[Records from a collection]
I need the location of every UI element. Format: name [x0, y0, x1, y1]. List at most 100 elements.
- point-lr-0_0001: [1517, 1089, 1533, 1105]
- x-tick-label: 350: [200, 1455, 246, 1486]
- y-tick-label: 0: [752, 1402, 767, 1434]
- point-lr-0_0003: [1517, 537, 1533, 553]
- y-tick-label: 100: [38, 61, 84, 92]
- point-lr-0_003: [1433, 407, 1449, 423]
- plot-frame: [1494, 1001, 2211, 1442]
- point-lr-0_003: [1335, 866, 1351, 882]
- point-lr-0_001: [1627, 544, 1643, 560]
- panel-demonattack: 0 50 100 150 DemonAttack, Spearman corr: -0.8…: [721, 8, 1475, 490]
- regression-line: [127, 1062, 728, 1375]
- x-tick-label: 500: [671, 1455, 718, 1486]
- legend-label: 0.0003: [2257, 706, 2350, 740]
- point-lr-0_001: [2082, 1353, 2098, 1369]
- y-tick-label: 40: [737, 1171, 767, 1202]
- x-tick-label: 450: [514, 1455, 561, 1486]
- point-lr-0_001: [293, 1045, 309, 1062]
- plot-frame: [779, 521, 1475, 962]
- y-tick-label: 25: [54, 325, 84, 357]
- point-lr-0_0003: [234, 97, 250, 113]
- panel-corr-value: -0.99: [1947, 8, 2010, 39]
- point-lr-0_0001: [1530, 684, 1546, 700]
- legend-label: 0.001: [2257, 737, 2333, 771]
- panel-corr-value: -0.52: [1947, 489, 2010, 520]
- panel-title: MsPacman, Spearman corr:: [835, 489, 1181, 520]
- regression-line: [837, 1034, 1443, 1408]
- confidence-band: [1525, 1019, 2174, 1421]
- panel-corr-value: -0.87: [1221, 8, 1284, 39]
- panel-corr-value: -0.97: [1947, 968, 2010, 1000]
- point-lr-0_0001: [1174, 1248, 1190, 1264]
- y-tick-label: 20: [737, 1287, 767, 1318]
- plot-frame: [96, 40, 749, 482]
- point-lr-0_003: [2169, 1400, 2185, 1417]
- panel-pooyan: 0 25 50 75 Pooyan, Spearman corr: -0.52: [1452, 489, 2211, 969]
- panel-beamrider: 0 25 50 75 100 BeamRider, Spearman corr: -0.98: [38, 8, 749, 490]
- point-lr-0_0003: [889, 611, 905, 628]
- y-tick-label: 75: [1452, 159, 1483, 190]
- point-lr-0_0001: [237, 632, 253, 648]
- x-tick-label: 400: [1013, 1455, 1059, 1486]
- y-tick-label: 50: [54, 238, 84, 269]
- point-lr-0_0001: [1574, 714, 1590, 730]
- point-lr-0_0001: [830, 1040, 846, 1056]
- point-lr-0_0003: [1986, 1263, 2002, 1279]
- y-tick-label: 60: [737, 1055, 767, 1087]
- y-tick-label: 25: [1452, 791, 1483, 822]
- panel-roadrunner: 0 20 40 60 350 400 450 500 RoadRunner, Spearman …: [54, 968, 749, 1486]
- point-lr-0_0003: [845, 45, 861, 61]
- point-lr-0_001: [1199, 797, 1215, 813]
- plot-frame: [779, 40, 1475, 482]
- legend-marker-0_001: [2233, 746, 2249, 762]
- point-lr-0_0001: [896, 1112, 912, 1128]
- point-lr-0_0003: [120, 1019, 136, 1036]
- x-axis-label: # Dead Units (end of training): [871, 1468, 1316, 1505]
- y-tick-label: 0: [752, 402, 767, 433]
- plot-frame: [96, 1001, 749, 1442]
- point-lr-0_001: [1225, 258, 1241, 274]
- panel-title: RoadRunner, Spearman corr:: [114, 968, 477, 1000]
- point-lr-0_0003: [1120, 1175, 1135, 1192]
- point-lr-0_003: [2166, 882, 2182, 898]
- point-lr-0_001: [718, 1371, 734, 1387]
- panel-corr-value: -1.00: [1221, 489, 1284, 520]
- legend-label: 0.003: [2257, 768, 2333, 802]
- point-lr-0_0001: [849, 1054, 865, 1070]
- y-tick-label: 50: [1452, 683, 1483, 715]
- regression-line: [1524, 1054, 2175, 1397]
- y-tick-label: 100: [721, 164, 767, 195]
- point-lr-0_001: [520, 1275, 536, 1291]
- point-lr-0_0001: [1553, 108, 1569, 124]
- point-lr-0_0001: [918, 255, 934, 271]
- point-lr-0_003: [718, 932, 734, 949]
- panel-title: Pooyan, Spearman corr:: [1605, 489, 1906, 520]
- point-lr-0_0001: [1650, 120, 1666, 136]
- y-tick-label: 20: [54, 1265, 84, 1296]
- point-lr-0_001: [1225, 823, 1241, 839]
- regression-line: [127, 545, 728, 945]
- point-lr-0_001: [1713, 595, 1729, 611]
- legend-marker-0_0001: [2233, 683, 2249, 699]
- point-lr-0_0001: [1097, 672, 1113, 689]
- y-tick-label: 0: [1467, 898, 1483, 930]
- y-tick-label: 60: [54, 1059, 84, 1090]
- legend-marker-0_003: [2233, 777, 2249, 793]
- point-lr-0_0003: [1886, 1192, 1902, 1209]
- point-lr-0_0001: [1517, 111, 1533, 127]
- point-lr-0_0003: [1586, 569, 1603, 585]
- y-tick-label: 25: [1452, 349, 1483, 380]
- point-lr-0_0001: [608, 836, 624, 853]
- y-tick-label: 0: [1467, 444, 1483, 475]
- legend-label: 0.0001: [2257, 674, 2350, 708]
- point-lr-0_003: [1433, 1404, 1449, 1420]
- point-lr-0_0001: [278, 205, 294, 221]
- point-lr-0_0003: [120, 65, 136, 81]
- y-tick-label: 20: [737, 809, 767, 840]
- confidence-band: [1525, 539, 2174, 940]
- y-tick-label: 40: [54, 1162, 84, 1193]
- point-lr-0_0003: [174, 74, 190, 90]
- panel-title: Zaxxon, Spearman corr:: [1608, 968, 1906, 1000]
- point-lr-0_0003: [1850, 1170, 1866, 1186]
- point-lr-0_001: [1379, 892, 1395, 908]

The exercise: Please rewrite the entries above, swapping "regression-line" for "trend-line" wherever it occurs and leaving everything else unchanged.

Exercise output:
I need the location of every UI element. Format: name [x0, y0, x1, y1]. List at most 100 elements.
- point-lr-0_0001: [1517, 1089, 1533, 1105]
- x-tick-label: 350: [200, 1455, 246, 1486]
- y-tick-label: 0: [752, 1402, 767, 1434]
- point-lr-0_0003: [1517, 537, 1533, 553]
- y-tick-label: 100: [38, 61, 84, 92]
- point-lr-0_003: [1433, 407, 1449, 423]
- plot-frame: [1494, 1001, 2211, 1442]
- point-lr-0_003: [1335, 866, 1351, 882]
- point-lr-0_001: [1627, 544, 1643, 560]
- panel-demonattack: 0 50 100 150 DemonAttack, Spearman corr: -0.8…: [721, 8, 1475, 490]
- trend-line: [127, 1062, 728, 1375]
- x-tick-label: 500: [671, 1455, 718, 1486]
- legend-label: 0.0003: [2257, 706, 2350, 740]
- point-lr-0_001: [2082, 1353, 2098, 1369]
- y-tick-label: 40: [737, 1171, 767, 1202]
- x-tick-label: 450: [514, 1455, 561, 1486]
- point-lr-0_001: [293, 1045, 309, 1062]
- plot-frame: [779, 521, 1475, 962]
- y-tick-label: 25: [54, 325, 84, 357]
- point-lr-0_0003: [234, 97, 250, 113]
- panel-corr-value: -0.99: [1947, 8, 2010, 39]
- point-lr-0_0001: [1530, 684, 1546, 700]
- legend-label: 0.001: [2257, 737, 2333, 771]
- panel-corr-value: -0.52: [1947, 489, 2010, 520]
- panel-title: MsPacman, Spearman corr:: [835, 489, 1181, 520]
- trend-line: [837, 1034, 1443, 1408]
- confidence-band: [1525, 1019, 2174, 1421]
- panel-corr-value: -0.87: [1221, 8, 1284, 39]
- panel-corr-value: -0.97: [1947, 968, 2010, 1000]
- point-lr-0_0001: [1174, 1248, 1190, 1264]
- y-tick-label: 20: [737, 1287, 767, 1318]
- plot-frame: [96, 40, 749, 482]
- point-lr-0_003: [2169, 1400, 2185, 1417]
- panel-pooyan: 0 25 50 75 Pooyan, Spearman corr: -0.52: [1452, 489, 2211, 969]
- panel-beamrider: 0 25 50 75 100 BeamRider, Spearman corr: -0.98: [38, 8, 749, 490]
- point-lr-0_0003: [889, 611, 905, 628]
- y-tick-label: 75: [1452, 159, 1483, 190]
- point-lr-0_0001: [237, 632, 253, 648]
- x-tick-label: 400: [1013, 1455, 1059, 1486]
- y-tick-label: 50: [54, 238, 84, 269]
- point-lr-0_0001: [1574, 714, 1590, 730]
- point-lr-0_0001: [830, 1040, 846, 1056]
- point-lr-0_0003: [1986, 1263, 2002, 1279]
- y-tick-label: 60: [737, 1055, 767, 1087]
- y-tick-label: 25: [1452, 791, 1483, 822]
- panel-roadrunner: 0 20 40 60 350 400 450 500 RoadRunner, Spearman …: [54, 968, 749, 1486]
- point-lr-0_0003: [845, 45, 861, 61]
- point-lr-0_001: [1199, 797, 1215, 813]
- plot-frame: [779, 40, 1475, 482]
- legend-marker-0_001: [2233, 746, 2249, 762]
- point-lr-0_0001: [896, 1112, 912, 1128]
- point-lr-0_0003: [120, 1019, 136, 1036]
- x-axis-label: # Dead Units (end of training): [871, 1468, 1316, 1505]
- y-tick-label: 0: [752, 402, 767, 433]
- plot-frame: [96, 1001, 749, 1442]
- point-lr-0_001: [1225, 258, 1241, 274]
- panel-title: RoadRunner, Spearman corr:: [114, 968, 477, 1000]
- point-lr-0_0003: [1120, 1175, 1135, 1192]
- point-lr-0_003: [2166, 882, 2182, 898]
- point-lr-0_001: [718, 1371, 734, 1387]
- panel-corr-value: -1.00: [1221, 489, 1284, 520]
- legend-label: 0.003: [2257, 768, 2333, 802]
- point-lr-0_0001: [849, 1054, 865, 1070]
- y-tick-label: 50: [1452, 683, 1483, 715]
- trend-line: [1524, 1054, 2175, 1397]
- y-tick-label: 100: [721, 164, 767, 195]
- point-lr-0_001: [520, 1275, 536, 1291]
- point-lr-0_0001: [1553, 108, 1569, 124]
- point-lr-0_0001: [918, 255, 934, 271]
- point-lr-0_003: [718, 932, 734, 949]
- panel-title: Pooyan, Spearman corr:: [1605, 489, 1906, 520]
- point-lr-0_0001: [1650, 120, 1666, 136]
- y-tick-label: 20: [54, 1265, 84, 1296]
- point-lr-0_001: [1225, 823, 1241, 839]
- trend-line: [127, 545, 728, 945]
- point-lr-0_001: [1713, 595, 1729, 611]
- legend-marker-0_0001: [2233, 683, 2249, 699]
- point-lr-0_0001: [1097, 672, 1113, 689]
- y-tick-label: 0: [1467, 898, 1483, 930]
- y-tick-label: 60: [54, 1059, 84, 1090]
- legend-marker-0_003: [2233, 777, 2249, 793]
- point-lr-0_0003: [1886, 1192, 1902, 1209]
- point-lr-0_0001: [1517, 111, 1533, 127]
- point-lr-0_0003: [1586, 569, 1603, 585]
- y-tick-label: 25: [1452, 349, 1483, 380]
- point-lr-0_0001: [608, 836, 624, 853]
- y-tick-label: 0: [1467, 444, 1483, 475]
- legend-label: 0.0001: [2257, 674, 2350, 708]
- point-lr-0_003: [1433, 1404, 1449, 1420]
- point-lr-0_0001: [278, 205, 294, 221]
- point-lr-0_0003: [120, 65, 136, 81]
- y-tick-label: 20: [737, 809, 767, 840]
- confidence-band: [1525, 539, 2174, 940]
- y-tick-label: 40: [54, 1162, 84, 1193]
- point-lr-0_0003: [174, 74, 190, 90]
- panel-title: Zaxxon, Spearman corr:: [1608, 968, 1906, 1000]
- point-lr-0_0003: [1850, 1170, 1866, 1186]
- point-lr-0_001: [1379, 892, 1395, 908]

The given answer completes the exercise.